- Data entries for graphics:
* START *

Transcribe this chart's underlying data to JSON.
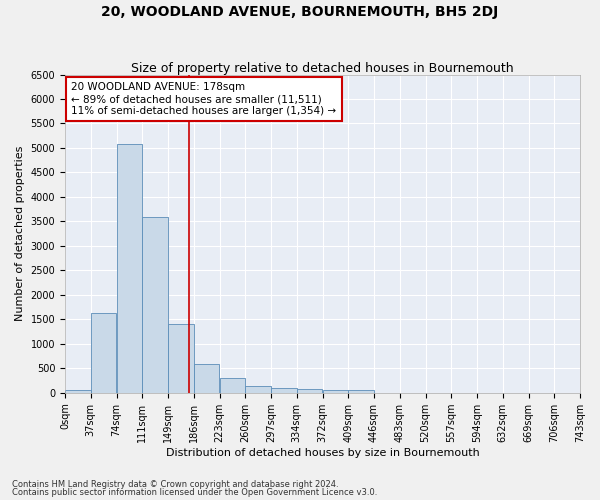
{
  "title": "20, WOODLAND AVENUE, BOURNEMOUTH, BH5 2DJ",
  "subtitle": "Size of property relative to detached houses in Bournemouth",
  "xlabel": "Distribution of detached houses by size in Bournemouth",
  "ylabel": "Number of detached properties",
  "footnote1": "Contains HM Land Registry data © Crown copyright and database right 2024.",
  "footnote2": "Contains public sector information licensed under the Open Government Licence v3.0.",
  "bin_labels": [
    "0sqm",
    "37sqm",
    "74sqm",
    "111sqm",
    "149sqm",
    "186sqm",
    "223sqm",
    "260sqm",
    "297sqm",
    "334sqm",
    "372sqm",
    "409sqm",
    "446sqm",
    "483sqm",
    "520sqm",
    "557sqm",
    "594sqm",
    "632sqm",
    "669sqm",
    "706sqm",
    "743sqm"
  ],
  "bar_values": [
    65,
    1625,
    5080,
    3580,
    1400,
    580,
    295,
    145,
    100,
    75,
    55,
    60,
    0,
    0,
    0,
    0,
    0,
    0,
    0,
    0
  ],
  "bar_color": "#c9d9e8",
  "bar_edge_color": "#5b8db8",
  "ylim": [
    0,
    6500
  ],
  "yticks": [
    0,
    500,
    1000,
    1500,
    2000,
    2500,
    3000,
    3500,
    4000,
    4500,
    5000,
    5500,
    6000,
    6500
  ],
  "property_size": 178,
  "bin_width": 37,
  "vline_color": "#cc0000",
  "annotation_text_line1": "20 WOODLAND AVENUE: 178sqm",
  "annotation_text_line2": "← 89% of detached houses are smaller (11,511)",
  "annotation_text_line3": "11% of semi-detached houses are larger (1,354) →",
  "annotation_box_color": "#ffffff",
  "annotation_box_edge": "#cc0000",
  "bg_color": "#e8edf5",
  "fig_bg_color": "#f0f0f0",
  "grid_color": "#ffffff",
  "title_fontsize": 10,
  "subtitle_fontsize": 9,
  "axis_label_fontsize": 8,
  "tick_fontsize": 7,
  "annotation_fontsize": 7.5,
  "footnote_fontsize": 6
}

* END *

Reproduce each record above by retyping it exactly; omit all images.

Transcribe this chart's underlying data to JSON.
{
  "title": "20, WOODLAND AVENUE, BOURNEMOUTH, BH5 2DJ",
  "subtitle": "Size of property relative to detached houses in Bournemouth",
  "xlabel": "Distribution of detached houses by size in Bournemouth",
  "ylabel": "Number of detached properties",
  "footnote1": "Contains HM Land Registry data © Crown copyright and database right 2024.",
  "footnote2": "Contains public sector information licensed under the Open Government Licence v3.0.",
  "bin_labels": [
    "0sqm",
    "37sqm",
    "74sqm",
    "111sqm",
    "149sqm",
    "186sqm",
    "223sqm",
    "260sqm",
    "297sqm",
    "334sqm",
    "372sqm",
    "409sqm",
    "446sqm",
    "483sqm",
    "520sqm",
    "557sqm",
    "594sqm",
    "632sqm",
    "669sqm",
    "706sqm",
    "743sqm"
  ],
  "bar_values": [
    65,
    1625,
    5080,
    3580,
    1400,
    580,
    295,
    145,
    100,
    75,
    55,
    60,
    0,
    0,
    0,
    0,
    0,
    0,
    0,
    0
  ],
  "bar_color": "#c9d9e8",
  "bar_edge_color": "#5b8db8",
  "ylim": [
    0,
    6500
  ],
  "yticks": [
    0,
    500,
    1000,
    1500,
    2000,
    2500,
    3000,
    3500,
    4000,
    4500,
    5000,
    5500,
    6000,
    6500
  ],
  "property_size": 178,
  "bin_width": 37,
  "vline_color": "#cc0000",
  "annotation_text_line1": "20 WOODLAND AVENUE: 178sqm",
  "annotation_text_line2": "← 89% of detached houses are smaller (11,511)",
  "annotation_text_line3": "11% of semi-detached houses are larger (1,354) →",
  "annotation_box_color": "#ffffff",
  "annotation_box_edge": "#cc0000",
  "bg_color": "#e8edf5",
  "fig_bg_color": "#f0f0f0",
  "grid_color": "#ffffff",
  "title_fontsize": 10,
  "subtitle_fontsize": 9,
  "axis_label_fontsize": 8,
  "tick_fontsize": 7,
  "annotation_fontsize": 7.5,
  "footnote_fontsize": 6
}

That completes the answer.